Your task is to transcribe all the entries exactly, excluding pictures.

╭─ SUPPLIED INFORMATION

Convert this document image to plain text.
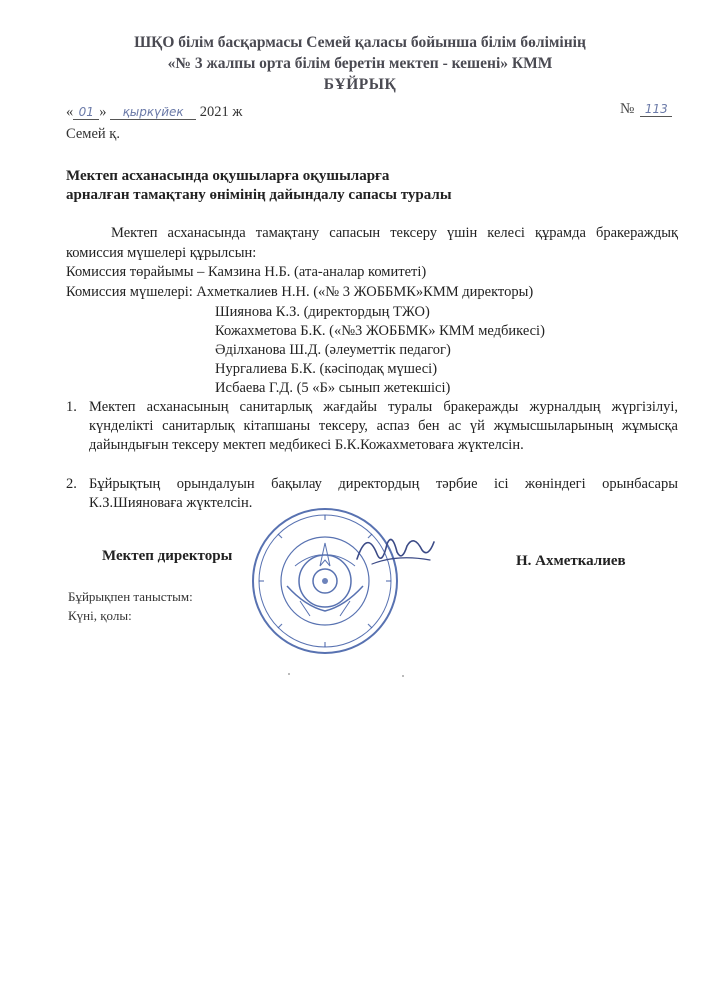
ШҚО білім басқармасы Семей қаласы бойынша білім бөлімінің
«№ 3 жалпы орта білім беретін мектеп - кешені» КММ
БҰЙРЫҚ
« 01 » қыркүйек 2021 ж	№ 113
Семей қ.
Мектеп асханасында оқушыларға оқушыларға
арналған тамақтану өнімінің дайындалу сапасы туралы
Мектеп асханасында тамақтану сапасын тексеру үшін келесі құрамда бракераждық комиссия мүшелері құрылсын:
Комиссия төрайымы – Камзина Н.Б. (ата-аналар комитеті)
Комиссия мүшелері: Ахметкалиев Н.Н. («№ 3 ЖОББМК»КММ директоры)
Шиянова К.З. (директордың ТЖО)
Кожахметова Б.К. («№3 ЖОББМК» КММ медбикесі)
Әділханова Ш.Д. (әлеуметтік педагог)
Нургалиева Б.К. (кәсіподақ мүшесі)
Исбаева Г.Д. (5 «Б» сынып жетекшісі)
1. Мектеп асханасының санитарлық жағдайы туралы бракеражды журналдың жүргізілуі, күнделікті санитарлық кітапшаны тексеру, аспаз бен ас үй жұмысшыларының жұмысқа дайындығын тексеру мектеп медбикесі Б.К.Кожахметоваға жүктелсін.
2. Бұйрықтың орындалуын бақылау директордың тәрбие ісі жөніндегі орынбасары К.З.Шияноваға жүктелсін.
Мектеп директоры	Н. Ахметкалиев
Бұйрықпен таныстым:
Күні, қолы:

╰─

COMPLETE OUTPUT:
Convert this document image to plain text.
ШҚО білім басқармасы Семей қаласы бойынша білім бөлімінің
«№ 3 жалпы орта білім беретін мектеп - кешені» КММ
БҰЙРЫҚ
« 01 » қыркүйек 2021 ж	№ 113
Семей қ.
Мектеп асханасында оқушыларға оқушыларға
арналған тамақтану өнімінің дайындалу сапасы туралы
Мектеп асханасында тамақтану сапасын тексеру үшін келесі құрамда бракераждық комиссия мүшелері құрылсын:
Комиссия төрайымы – Камзина Н.Б. (ата-аналар комитеті)
Комиссия мүшелері: Ахметкалиев Н.Н. («№ 3 ЖОББМК»КММ директоры)
Шиянова К.З. (директордың ТЖО)
Кожахметова Б.К. («№3 ЖОББМК» КММ медбикесі)
Әділханова Ш.Д. (әлеуметтік педагог)
Нургалиева Б.К. (кәсіподақ мүшесі)
Исбаева Г.Д. (5 «Б» сынып жетекшісі)
1. Мектеп асханасының санитарлық жағдайы туралы бракеражды журналдың жүргізілуі, күнделікті санитарлық кітапшаны тексеру, аспаз бен ас үй жұмысшыларының жұмысқа дайындығын тексеру мектеп медбикесі Б.К.Кожахметоваға жүктелсін.
2. Бұйрықтың орындалуын бақылау директордың тәрбие ісі жөніндегі орынбасары К.З.Шияноваға жүктелсін.
Мектеп директоры	Н. Ахметкалиев
Бұйрықпен таныстым:
Күні, қолы:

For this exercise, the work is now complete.